» Stated task
Retype each line exactly. Skip images.

begin Records for the task

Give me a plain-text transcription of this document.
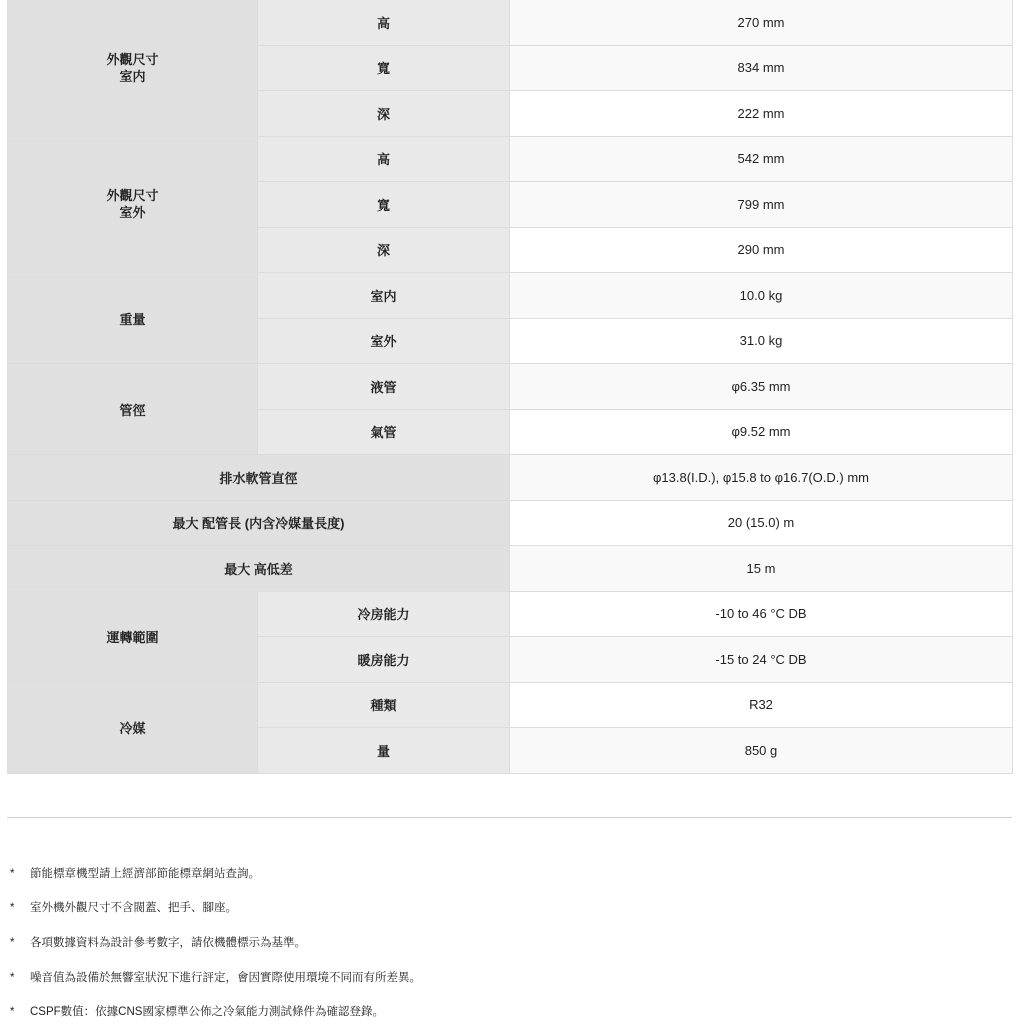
外觀尺寸
室内	高	270 mm
	寬	834 mm
	深	222 mm

外觀尺寸
室外	高	542 mm
	寬	799 mm
	深	290 mm
重量	室内	10.0 kg
	室外	31.0 kg
管徑	液管	φ6.35 mm
	氣管	φ9.52 mm
排水軟管直徑		φ13.8(I.D.), φ15.8 to φ16.7(O.D.) mm
最大 配管長 (内含冷媒量長度)		20 (15.0) m
最大 高低差		15 m
運轉範圍	冷房能力	-10 to 46 °C DB
	暖房能力	-15 to 24 °C DB
冷媒	種類	R32
	量	850 g
* 節能標章機型請上經濟部節能標章網站查詢。
* 室外機外觀尺寸不含閥蓋、把手、腳座。
* 各項數據資料為設計參考數字，請依機體標示為基準。
* 噪音值為設備於無響室狀況下進行評定，會因實際使用環境不同而有所差異。
* CSPF數值：依據CNS國家標準公佈之冷氣能力測試條件為確認登錄。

end Records for the task

» Written reply
Give me a plain-text transcription of this document.
外觀尺寸
室内	高	270 mm
	寬	834 mm
	深	222 mm

外觀尺寸
室外	高	542 mm
	寬	799 mm
	深	290 mm
重量	室内	10.0 kg
	室外	31.0 kg
管徑	液管	φ6.35 mm
	氣管	φ9.52 mm
排水軟管直徑		φ13.8(I.D.), φ15.8 to φ16.7(O.D.) mm
最大 配管長 (内含冷媒量長度)		20 (15.0) m
最大 高低差		15 m
運轉範圍	冷房能力	-10 to 46 °C DB
	暖房能力	-15 to 24 °C DB
冷媒	種類	R32
	量	850 g
* 節能標章機型請上經濟部節能標章網站查詢。
* 室外機外觀尺寸不含閥蓋、把手、腳座。
* 各項數據資料為設計參考數字，請依機體標示為基準。
* 噪音值為設備於無響室狀況下進行評定，會因實際使用環境不同而有所差異。
* CSPF數值：依據CNS國家標準公佈之冷氣能力測試條件為確認登錄。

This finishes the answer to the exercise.